#### Directive
Copy out, word for word, every line from the start of the records through the line that contains "x-axis-label: Relative Humidity", including that last line.

:: Dataset entries ::

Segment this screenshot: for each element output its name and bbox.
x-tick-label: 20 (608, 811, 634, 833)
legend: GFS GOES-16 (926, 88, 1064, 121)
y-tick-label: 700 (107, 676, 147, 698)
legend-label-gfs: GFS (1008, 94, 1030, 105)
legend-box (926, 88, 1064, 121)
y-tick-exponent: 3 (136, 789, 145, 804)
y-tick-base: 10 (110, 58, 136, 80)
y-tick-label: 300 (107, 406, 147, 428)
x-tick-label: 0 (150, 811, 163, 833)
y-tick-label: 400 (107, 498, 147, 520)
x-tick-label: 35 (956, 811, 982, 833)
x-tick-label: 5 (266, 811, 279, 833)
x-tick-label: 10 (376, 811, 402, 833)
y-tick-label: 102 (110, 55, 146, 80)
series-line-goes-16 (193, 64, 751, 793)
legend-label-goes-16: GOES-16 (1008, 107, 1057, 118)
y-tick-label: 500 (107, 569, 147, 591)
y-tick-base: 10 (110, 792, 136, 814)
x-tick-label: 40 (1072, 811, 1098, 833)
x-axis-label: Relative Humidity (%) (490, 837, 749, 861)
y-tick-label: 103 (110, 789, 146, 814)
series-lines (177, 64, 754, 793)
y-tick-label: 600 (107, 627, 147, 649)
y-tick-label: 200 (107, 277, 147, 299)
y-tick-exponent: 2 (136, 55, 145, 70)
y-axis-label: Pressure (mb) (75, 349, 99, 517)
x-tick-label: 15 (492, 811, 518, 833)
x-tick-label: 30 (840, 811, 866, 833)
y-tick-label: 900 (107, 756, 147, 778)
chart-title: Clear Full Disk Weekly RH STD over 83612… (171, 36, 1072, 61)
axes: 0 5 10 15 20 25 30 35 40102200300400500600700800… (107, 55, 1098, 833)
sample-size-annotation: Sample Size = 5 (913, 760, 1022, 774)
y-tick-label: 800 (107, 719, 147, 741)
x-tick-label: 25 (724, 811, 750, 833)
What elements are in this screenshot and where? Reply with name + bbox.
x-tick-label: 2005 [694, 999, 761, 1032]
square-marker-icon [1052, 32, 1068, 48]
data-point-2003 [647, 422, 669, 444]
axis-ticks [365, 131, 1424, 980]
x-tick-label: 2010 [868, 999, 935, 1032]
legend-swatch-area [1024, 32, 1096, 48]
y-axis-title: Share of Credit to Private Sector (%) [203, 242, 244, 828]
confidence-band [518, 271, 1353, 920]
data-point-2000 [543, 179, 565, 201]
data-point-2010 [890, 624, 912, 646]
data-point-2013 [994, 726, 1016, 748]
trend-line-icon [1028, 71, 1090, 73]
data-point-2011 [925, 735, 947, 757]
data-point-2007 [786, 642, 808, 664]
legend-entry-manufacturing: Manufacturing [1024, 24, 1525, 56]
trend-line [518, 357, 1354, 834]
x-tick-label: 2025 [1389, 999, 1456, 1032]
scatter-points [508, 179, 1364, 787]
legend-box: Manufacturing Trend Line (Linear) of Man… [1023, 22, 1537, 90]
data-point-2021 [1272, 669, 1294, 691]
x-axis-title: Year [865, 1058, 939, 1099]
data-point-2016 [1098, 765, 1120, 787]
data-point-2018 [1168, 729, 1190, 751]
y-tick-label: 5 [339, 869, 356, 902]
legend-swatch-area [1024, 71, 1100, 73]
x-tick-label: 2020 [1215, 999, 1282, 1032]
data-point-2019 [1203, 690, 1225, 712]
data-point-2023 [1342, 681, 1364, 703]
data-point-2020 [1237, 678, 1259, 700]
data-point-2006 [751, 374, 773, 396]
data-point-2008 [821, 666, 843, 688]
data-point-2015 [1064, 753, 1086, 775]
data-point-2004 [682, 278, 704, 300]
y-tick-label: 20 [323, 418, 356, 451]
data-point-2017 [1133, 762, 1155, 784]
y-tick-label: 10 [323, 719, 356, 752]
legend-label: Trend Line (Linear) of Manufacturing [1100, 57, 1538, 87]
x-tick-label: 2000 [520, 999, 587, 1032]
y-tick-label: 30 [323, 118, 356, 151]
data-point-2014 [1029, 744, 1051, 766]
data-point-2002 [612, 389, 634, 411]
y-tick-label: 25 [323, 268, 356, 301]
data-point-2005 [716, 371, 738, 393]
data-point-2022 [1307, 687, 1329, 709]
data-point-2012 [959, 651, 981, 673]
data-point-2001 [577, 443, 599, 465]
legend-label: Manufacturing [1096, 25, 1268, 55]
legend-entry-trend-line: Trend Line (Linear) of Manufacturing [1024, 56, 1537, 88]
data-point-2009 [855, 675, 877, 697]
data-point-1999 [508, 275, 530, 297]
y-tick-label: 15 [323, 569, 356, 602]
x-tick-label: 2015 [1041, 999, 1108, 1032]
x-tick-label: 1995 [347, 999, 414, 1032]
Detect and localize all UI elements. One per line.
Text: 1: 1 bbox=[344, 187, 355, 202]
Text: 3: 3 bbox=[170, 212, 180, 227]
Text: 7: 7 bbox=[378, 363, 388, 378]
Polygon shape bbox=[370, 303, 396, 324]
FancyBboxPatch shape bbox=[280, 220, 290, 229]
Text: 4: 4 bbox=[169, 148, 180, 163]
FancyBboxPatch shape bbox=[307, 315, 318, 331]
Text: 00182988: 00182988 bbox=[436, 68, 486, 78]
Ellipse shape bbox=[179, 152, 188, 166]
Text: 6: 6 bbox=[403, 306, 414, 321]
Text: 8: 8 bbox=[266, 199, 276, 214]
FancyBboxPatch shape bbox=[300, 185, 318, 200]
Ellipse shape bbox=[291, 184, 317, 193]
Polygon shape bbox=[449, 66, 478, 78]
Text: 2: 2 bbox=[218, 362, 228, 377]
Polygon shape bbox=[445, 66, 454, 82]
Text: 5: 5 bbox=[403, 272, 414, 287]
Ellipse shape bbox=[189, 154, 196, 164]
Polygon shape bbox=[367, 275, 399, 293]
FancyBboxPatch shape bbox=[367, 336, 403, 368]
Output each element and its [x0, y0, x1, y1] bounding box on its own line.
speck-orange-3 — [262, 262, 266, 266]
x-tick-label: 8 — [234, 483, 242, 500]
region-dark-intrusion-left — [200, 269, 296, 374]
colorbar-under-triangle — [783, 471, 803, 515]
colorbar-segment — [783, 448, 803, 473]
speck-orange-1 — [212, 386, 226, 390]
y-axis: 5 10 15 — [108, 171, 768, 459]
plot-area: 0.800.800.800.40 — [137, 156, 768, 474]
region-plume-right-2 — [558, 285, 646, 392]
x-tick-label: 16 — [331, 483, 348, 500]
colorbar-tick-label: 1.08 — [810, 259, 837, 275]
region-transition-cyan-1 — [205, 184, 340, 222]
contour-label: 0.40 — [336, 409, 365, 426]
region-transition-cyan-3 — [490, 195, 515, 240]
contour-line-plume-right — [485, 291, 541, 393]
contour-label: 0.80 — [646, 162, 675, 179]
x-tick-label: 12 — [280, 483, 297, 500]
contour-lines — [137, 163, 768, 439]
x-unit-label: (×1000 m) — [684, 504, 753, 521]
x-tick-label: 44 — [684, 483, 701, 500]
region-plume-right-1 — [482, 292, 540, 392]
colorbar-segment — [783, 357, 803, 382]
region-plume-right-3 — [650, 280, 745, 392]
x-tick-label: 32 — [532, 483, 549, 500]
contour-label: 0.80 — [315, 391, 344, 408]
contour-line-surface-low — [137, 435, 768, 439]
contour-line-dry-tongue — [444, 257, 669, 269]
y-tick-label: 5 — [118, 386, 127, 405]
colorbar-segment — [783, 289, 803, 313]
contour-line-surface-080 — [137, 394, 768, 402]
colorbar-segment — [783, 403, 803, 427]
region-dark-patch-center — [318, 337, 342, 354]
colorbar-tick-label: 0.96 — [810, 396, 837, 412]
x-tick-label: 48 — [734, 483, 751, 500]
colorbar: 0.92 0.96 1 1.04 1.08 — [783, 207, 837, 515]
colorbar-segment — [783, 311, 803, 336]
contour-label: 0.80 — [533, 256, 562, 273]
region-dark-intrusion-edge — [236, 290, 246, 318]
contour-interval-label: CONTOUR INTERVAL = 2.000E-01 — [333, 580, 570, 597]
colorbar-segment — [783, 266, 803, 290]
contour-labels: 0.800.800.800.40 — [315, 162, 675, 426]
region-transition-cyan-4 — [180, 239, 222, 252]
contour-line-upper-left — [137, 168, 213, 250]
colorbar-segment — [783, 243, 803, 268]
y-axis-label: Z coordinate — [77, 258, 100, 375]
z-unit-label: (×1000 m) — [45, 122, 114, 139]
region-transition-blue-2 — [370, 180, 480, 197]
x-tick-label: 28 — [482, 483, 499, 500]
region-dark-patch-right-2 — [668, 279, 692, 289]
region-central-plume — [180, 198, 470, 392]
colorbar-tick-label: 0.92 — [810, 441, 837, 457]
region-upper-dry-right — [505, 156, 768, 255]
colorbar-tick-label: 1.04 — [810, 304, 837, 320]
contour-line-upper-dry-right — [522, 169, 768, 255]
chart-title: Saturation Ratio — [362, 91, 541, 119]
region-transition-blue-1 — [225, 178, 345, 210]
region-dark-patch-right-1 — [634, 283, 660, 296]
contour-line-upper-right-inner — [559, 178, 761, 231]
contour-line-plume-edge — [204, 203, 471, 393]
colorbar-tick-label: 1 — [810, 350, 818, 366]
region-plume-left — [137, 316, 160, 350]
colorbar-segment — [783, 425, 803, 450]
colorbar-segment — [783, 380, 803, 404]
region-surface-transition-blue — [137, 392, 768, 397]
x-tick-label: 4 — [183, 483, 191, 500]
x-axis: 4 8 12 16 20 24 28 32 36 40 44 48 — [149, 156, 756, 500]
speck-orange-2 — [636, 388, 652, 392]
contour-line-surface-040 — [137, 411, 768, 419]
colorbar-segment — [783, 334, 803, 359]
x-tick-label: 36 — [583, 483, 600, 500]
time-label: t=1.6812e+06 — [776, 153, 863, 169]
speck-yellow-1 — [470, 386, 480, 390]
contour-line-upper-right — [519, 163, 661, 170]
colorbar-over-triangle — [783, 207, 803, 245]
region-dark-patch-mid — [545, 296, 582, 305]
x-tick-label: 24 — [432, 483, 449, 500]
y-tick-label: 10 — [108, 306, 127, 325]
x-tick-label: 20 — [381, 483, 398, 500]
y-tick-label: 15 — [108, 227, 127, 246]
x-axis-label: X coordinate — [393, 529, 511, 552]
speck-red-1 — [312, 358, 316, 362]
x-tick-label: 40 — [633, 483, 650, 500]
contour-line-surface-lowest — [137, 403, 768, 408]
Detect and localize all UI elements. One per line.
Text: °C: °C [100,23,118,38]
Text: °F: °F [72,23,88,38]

:::

#### Result of this exercise
Segment this screenshot: for each element output its name and bbox.
x-tick-label: 20 (608, 811, 634, 833)
legend: GFS GOES-16 (926, 88, 1064, 121)
y-tick-label: 700 (107, 676, 147, 698)
legend-label-gfs: GFS (1008, 94, 1030, 105)
legend-box (926, 88, 1064, 121)
y-tick-exponent: 3 (136, 789, 145, 804)
y-tick-base: 10 (110, 58, 136, 80)
y-tick-label: 300 (107, 406, 147, 428)
x-tick-label: 0 (150, 811, 163, 833)
y-tick-label: 400 (107, 498, 147, 520)
x-tick-label: 35 (956, 811, 982, 833)
x-tick-label: 5 (266, 811, 279, 833)
x-tick-label: 10 (376, 811, 402, 833)
y-tick-label: 102 (110, 55, 146, 80)
series-line-goes-16 (193, 64, 751, 793)
legend-label-goes-16: GOES-16 (1008, 107, 1057, 118)
y-tick-label: 500 (107, 569, 147, 591)
y-tick-base: 10 (110, 792, 136, 814)
x-tick-label: 40 (1072, 811, 1098, 833)
x-axis-label: Relative Humidity (%) (490, 837, 749, 861)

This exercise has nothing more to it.